+++ Data to use

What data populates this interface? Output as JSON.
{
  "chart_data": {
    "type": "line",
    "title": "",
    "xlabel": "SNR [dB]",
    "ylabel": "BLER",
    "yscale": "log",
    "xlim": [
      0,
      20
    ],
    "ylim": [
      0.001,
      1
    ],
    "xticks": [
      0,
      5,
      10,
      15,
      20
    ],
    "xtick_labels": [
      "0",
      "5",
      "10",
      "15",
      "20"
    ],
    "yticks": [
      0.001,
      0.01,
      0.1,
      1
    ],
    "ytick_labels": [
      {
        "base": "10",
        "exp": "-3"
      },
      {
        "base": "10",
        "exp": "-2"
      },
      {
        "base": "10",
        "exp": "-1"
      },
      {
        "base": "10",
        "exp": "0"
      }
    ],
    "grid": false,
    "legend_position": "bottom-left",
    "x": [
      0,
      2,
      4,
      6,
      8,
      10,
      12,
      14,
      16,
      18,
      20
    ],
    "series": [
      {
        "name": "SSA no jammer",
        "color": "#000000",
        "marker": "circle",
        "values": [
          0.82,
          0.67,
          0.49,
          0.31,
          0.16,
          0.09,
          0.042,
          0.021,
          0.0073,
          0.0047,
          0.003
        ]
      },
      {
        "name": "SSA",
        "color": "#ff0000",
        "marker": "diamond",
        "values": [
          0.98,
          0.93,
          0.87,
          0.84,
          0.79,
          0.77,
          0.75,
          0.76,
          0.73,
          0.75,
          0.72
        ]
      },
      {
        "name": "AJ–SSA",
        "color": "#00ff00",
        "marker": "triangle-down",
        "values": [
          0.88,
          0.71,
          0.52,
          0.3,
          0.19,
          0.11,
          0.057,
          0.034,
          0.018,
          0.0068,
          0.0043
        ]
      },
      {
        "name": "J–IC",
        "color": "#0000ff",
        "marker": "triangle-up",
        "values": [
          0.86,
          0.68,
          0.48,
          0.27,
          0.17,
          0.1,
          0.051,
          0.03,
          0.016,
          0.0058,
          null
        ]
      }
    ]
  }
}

++++++

**To be done:** From the records above, extract every entry exactly as given.

**The answer:**
What data populates this interface? Output as JSON.
{
  "chart_data": {
    "type": "line",
    "title": "",
    "xlabel": "SNR [dB]",
    "ylabel": "BLER",
    "yscale": "log",
    "xlim": [
      0,
      20
    ],
    "ylim": [
      0.001,
      1
    ],
    "xticks": [
      0,
      5,
      10,
      15,
      20
    ],
    "xtick_labels": [
      "0",
      "5",
      "10",
      "15",
      "20"
    ],
    "yticks": [
      0.001,
      0.01,
      0.1,
      1
    ],
    "ytick_labels": [
      {
        "base": "10",
        "exp": "-3"
      },
      {
        "base": "10",
        "exp": "-2"
      },
      {
        "base": "10",
        "exp": "-1"
      },
      {
        "base": "10",
        "exp": "0"
      }
    ],
    "grid": false,
    "legend_position": "bottom-left",
    "x": [
      0,
      2,
      4,
      6,
      8,
      10,
      12,
      14,
      16,
      18,
      20
    ],
    "series": [
      {
        "name": "SSA no jammer",
        "color": "#000000",
        "marker": "circle",
        "values": [
          0.82,
          0.67,
          0.49,
          0.31,
          0.16,
          0.09,
          0.042,
          0.021,
          0.0073,
          0.0047,
          0.003
        ]
      },
      {
        "name": "SSA",
        "color": "#ff0000",
        "marker": "diamond",
        "values": [
          0.98,
          0.93,
          0.87,
          0.84,
          0.79,
          0.77,
          0.75,
          0.76,
          0.73,
          0.75,
          0.72
        ]
      },
      {
        "name": "AJ–SSA",
        "color": "#00ff00",
        "marker": "triangle-down",
        "values": [
          0.88,
          0.71,
          0.52,
          0.3,
          0.19,
          0.11,
          0.057,
          0.034,
          0.018,
          0.0068,
          0.0043
        ]
      },
      {
        "name": "J–IC",
        "color": "#0000ff",
        "marker": "triangle-up",
        "values": [
          0.86,
          0.68,
          0.48,
          0.27,
          0.17,
          0.1,
          0.051,
          0.03,
          0.016,
          0.0058,
          null
        ]
      }
    ]
  }
}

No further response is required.